- [Stated exercise]:
Could you give the items from the start through the line containing "schematic-label: Д1Д2Д808 —" again, replacing "tr-symbol" with "transistor-symbol" and leaving everything else unchanged?
□ □ □ □
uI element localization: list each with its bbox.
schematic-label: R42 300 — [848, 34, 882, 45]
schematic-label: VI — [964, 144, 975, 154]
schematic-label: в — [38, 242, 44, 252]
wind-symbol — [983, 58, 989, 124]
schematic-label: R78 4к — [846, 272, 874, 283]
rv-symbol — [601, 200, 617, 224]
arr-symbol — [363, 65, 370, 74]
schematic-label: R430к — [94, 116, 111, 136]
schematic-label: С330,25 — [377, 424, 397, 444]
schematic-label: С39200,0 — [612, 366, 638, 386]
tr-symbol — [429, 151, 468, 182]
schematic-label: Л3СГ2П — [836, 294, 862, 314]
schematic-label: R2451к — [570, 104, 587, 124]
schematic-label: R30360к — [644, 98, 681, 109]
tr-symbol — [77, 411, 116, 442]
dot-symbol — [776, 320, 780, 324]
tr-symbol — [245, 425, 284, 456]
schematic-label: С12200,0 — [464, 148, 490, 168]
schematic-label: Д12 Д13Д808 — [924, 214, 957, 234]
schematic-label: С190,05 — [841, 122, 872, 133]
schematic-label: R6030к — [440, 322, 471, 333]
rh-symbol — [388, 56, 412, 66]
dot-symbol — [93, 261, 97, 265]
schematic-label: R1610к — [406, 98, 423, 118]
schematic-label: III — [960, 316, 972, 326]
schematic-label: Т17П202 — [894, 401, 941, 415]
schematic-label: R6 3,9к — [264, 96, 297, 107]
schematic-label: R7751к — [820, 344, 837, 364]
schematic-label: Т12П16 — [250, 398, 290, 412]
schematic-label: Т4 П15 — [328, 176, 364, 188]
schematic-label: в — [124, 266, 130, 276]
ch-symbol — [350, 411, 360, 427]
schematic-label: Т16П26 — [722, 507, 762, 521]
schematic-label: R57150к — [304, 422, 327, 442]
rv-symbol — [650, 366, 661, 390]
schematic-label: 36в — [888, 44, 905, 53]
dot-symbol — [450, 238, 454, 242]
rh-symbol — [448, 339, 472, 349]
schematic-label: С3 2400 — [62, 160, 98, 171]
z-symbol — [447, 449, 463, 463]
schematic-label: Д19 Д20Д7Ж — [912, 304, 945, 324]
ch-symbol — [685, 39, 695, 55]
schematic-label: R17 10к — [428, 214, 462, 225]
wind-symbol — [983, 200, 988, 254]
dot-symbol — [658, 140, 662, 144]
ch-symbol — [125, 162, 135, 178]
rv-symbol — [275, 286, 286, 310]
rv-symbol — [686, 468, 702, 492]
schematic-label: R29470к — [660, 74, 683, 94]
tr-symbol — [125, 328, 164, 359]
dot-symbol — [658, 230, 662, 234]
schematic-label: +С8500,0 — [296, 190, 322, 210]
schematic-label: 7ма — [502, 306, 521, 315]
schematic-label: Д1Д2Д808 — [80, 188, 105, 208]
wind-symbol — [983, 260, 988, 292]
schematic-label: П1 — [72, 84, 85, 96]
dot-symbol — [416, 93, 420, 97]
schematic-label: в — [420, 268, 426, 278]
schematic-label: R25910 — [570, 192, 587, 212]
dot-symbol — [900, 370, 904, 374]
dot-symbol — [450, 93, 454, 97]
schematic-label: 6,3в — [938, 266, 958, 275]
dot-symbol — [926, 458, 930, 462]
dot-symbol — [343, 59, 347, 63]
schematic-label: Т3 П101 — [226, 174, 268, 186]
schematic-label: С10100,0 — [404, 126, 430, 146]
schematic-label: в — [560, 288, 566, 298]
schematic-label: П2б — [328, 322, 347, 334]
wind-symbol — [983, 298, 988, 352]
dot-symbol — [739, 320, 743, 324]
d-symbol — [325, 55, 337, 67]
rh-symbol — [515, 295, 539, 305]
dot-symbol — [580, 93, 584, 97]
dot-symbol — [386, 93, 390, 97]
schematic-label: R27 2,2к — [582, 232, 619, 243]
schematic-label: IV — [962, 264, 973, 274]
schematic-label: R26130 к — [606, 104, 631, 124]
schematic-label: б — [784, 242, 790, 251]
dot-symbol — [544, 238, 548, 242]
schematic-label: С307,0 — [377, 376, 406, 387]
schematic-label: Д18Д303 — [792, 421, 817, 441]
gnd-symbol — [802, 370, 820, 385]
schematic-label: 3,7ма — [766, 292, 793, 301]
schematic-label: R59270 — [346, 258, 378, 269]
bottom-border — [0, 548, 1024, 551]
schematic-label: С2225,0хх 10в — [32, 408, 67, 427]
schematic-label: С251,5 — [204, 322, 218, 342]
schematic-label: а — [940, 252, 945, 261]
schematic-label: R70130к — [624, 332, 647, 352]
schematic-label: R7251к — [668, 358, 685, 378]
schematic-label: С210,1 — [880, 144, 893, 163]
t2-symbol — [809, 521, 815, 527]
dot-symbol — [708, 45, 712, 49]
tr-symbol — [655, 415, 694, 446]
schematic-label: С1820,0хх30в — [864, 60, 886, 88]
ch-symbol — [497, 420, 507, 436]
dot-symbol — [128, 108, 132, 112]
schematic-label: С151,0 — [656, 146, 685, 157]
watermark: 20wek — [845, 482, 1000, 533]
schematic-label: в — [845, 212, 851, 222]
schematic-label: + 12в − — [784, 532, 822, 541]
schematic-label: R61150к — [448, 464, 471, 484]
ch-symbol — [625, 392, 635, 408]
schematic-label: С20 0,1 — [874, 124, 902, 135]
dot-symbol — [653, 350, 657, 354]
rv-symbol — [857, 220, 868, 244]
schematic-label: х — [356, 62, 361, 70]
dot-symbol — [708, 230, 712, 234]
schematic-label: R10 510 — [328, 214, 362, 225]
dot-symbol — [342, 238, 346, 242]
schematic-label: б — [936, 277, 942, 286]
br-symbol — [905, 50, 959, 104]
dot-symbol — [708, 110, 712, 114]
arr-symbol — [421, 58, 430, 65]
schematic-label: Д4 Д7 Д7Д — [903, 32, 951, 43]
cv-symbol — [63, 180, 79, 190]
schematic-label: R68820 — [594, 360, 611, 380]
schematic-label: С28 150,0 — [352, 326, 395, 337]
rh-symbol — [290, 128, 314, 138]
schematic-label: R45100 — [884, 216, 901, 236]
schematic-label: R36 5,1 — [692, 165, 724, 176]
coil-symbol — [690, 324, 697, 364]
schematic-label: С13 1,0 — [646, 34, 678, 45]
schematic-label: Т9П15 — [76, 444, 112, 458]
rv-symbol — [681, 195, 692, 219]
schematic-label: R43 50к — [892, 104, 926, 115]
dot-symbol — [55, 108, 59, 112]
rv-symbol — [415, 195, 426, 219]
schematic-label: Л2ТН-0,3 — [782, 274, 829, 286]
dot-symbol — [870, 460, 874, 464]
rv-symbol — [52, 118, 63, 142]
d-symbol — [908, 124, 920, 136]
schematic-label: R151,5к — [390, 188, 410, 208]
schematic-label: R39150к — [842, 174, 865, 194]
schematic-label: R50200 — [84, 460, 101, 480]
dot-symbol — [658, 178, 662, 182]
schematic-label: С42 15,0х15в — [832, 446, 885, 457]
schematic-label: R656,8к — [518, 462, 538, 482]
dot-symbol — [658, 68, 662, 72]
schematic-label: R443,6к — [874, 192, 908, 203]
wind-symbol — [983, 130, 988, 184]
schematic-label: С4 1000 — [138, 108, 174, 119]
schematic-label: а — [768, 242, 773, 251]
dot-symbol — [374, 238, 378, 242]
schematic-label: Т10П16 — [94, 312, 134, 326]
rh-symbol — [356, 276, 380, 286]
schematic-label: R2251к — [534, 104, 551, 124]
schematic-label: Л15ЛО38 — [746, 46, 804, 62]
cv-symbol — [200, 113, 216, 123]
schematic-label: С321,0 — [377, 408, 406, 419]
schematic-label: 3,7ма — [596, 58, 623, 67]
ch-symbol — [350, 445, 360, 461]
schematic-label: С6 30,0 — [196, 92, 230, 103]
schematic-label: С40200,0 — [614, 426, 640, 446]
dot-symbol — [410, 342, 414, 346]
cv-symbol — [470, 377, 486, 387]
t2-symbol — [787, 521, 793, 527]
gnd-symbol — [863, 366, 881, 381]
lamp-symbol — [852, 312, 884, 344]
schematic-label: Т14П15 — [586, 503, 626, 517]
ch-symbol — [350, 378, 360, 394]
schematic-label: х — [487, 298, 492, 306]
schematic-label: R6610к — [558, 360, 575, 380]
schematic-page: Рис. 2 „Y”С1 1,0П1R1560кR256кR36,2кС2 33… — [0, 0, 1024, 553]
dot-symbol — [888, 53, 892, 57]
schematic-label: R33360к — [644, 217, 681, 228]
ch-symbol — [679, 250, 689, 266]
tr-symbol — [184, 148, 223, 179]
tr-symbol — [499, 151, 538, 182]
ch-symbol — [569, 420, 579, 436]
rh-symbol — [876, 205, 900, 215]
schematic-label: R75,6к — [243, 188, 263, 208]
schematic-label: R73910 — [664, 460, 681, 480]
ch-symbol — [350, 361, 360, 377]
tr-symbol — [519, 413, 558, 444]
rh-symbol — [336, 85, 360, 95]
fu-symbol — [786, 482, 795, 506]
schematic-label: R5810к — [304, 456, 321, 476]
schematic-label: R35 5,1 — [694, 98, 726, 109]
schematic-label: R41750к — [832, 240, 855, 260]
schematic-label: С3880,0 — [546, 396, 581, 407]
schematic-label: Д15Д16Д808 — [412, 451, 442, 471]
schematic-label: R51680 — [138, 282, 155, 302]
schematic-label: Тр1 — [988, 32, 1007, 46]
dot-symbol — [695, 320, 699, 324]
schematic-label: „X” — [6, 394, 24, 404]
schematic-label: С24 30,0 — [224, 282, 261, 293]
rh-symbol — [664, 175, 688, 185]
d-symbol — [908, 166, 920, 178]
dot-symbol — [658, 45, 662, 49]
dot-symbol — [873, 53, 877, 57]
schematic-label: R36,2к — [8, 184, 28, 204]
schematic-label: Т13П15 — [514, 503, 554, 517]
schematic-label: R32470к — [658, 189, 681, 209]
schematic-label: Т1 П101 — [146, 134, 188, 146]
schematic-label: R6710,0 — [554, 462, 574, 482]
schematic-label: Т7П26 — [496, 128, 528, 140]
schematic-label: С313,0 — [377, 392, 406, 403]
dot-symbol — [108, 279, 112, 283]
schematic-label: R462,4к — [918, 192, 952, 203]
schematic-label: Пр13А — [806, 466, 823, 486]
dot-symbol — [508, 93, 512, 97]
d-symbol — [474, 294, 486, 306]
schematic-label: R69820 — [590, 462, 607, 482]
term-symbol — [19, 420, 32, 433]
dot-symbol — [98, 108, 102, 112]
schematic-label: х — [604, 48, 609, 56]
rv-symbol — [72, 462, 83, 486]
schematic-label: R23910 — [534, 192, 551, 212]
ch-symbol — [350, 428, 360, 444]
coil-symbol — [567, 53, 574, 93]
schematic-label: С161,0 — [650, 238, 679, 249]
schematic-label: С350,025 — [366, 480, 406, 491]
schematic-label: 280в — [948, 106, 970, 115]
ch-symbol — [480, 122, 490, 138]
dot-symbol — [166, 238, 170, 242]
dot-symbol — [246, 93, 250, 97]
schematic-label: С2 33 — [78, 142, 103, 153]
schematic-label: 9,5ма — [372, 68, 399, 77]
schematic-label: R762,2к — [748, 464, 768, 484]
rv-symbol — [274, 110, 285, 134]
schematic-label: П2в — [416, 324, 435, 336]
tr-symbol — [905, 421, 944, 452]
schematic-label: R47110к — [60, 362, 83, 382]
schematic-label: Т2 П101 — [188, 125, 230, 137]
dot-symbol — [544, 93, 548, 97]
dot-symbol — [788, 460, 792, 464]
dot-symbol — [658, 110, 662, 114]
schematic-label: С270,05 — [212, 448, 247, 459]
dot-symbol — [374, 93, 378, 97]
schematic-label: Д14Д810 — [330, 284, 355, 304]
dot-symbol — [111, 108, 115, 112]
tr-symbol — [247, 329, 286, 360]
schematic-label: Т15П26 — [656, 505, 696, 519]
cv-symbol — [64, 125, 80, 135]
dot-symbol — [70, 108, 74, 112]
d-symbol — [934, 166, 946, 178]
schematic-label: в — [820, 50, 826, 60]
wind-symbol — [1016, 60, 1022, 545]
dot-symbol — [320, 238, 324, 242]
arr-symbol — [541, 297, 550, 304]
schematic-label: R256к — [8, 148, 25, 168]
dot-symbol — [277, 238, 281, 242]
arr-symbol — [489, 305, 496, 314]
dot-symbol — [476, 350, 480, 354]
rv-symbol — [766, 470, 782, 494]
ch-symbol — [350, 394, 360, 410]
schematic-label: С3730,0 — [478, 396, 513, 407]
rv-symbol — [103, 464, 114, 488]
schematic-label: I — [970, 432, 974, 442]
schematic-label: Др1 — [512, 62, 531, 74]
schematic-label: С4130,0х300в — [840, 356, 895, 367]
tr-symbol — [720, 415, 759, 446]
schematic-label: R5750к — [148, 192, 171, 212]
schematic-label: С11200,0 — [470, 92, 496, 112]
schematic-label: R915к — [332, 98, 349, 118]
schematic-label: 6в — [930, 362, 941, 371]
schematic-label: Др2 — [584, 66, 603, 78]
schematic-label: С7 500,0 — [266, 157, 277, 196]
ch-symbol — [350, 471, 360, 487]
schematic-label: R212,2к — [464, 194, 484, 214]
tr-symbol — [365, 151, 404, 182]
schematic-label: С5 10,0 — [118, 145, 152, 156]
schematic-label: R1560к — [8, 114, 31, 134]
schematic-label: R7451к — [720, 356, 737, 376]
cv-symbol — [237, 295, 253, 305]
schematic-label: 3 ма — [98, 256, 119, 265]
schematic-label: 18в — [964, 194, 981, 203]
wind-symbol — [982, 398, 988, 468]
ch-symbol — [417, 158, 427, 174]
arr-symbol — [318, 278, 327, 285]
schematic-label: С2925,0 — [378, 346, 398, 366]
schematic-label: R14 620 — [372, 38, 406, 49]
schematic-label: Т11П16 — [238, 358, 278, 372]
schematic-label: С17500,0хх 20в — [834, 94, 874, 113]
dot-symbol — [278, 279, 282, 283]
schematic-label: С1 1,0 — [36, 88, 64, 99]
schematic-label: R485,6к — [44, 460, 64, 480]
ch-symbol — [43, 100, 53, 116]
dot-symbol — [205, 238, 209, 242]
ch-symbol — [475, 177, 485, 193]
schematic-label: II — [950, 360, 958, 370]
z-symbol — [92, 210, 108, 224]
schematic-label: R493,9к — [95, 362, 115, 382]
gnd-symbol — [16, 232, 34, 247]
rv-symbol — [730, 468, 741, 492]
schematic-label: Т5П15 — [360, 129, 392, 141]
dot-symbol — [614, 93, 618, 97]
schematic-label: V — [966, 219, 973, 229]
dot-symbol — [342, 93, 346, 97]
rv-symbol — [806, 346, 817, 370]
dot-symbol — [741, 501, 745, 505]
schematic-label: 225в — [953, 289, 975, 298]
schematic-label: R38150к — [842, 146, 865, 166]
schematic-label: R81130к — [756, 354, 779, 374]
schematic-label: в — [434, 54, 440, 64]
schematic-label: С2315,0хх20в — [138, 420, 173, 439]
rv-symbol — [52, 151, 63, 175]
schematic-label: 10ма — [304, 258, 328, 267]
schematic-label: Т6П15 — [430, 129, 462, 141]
□ □ □ □
- [Correct output]:
uI element localization: list each with its bbox.
schematic-label: R42 300 — [848, 34, 882, 45]
schematic-label: VI — [964, 144, 975, 154]
schematic-label: в — [38, 242, 44, 252]
wind-symbol — [983, 58, 989, 124]
schematic-label: R78 4к — [846, 272, 874, 283]
rv-symbol — [601, 200, 617, 224]
arr-symbol — [363, 65, 370, 74]
schematic-label: R430к — [94, 116, 111, 136]
schematic-label: С330,25 — [377, 424, 397, 444]
schematic-label: С39200,0 — [612, 366, 638, 386]
transistor-symbol — [429, 151, 468, 182]
schematic-label: Л3СГ2П — [836, 294, 862, 314]
schematic-label: R2451к — [570, 104, 587, 124]
schematic-label: R30360к — [644, 98, 681, 109]
transistor-symbol — [77, 411, 116, 442]
dot-symbol — [776, 320, 780, 324]
transistor-symbol — [245, 425, 284, 456]
schematic-label: С12200,0 — [464, 148, 490, 168]
schematic-label: Д12 Д13Д808 — [924, 214, 957, 234]
schematic-label: С190,05 — [841, 122, 872, 133]
schematic-label: R6030к — [440, 322, 471, 333]
rh-symbol — [388, 56, 412, 66]
dot-symbol — [93, 261, 97, 265]
schematic-label: R1610к — [406, 98, 423, 118]
schematic-label: III — [960, 316, 972, 326]
schematic-label: Т17П202 — [894, 401, 941, 415]
schematic-label: R6 3,9к — [264, 96, 297, 107]
schematic-label: R7751к — [820, 344, 837, 364]
schematic-label: Т12П16 — [250, 398, 290, 412]
schematic-label: Т4 П15 — [328, 176, 364, 188]
schematic-label: в — [124, 266, 130, 276]
ch-symbol — [350, 411, 360, 427]
schematic-label: Т16П26 — [722, 507, 762, 521]
schematic-label: R57150к — [304, 422, 327, 442]
rv-symbol — [650, 366, 661, 390]
schematic-label: 36в — [888, 44, 905, 53]
dot-symbol — [450, 238, 454, 242]
rh-symbol — [448, 339, 472, 349]
schematic-label: С3 2400 — [62, 160, 98, 171]
z-symbol — [447, 449, 463, 463]
schematic-label: Д19 Д20Д7Ж — [912, 304, 945, 324]
ch-symbol — [685, 39, 695, 55]
schematic-label: R17 10к — [428, 214, 462, 225]
wind-symbol — [983, 200, 988, 254]
dot-symbol — [658, 140, 662, 144]
ch-symbol — [125, 162, 135, 178]
rv-symbol — [275, 286, 286, 310]
rv-symbol — [686, 468, 702, 492]
schematic-label: R29470к — [660, 74, 683, 94]
transistor-symbol — [125, 328, 164, 359]
dot-symbol — [658, 230, 662, 234]
schematic-label: +С8500,0 — [296, 190, 322, 210]
schematic-label: 7ма — [502, 306, 521, 315]
schematic-label: Д1Д2Д808 — [80, 188, 105, 208]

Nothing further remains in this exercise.